WHAT THE TASK REQUIRES
Go through the records line by line and work out how many lines hold the word "text". Answer with the number only.

◆ ◆ ◆ ◆ ◆ ◆ ◆

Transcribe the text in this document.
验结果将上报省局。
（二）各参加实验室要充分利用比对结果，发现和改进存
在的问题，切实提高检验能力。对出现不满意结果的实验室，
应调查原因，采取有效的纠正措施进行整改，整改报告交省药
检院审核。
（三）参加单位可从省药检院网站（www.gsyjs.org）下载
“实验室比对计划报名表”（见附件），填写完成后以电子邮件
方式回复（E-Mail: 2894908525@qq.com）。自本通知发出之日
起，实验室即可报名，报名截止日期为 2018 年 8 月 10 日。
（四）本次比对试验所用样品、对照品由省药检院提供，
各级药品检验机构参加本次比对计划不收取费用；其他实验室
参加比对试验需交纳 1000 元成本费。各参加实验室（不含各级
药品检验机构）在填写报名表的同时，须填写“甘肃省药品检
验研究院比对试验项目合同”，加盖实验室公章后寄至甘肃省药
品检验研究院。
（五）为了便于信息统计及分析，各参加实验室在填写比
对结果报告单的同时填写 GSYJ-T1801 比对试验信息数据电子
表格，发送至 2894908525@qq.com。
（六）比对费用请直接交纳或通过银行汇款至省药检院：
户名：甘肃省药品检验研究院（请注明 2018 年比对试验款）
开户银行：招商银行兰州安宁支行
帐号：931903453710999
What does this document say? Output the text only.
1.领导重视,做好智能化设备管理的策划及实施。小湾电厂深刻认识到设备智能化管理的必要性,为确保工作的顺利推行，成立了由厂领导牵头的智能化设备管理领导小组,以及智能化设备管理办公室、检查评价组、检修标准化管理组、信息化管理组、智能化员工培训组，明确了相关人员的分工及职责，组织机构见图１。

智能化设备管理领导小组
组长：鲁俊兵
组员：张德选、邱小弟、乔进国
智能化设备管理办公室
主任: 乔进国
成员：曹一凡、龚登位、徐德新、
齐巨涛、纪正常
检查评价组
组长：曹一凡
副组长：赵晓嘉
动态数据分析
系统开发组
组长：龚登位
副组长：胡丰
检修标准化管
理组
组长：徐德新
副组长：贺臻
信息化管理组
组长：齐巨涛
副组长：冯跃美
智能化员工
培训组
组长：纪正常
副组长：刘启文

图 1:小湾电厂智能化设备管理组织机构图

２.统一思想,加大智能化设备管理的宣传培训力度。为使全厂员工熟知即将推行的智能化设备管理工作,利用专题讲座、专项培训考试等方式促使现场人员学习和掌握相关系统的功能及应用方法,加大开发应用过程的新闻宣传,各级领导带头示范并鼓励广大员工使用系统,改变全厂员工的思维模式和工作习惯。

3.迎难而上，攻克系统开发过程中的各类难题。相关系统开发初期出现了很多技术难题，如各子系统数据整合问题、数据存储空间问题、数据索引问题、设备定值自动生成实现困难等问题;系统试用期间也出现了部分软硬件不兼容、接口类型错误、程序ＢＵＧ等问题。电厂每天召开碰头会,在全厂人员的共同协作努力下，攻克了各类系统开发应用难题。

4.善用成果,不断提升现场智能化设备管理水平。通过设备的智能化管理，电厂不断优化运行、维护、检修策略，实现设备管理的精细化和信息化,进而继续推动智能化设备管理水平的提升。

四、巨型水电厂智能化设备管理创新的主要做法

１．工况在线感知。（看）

◆ ◆ ◆ ◆ ◆ ◆ ◆

ANSWER IN FULL
2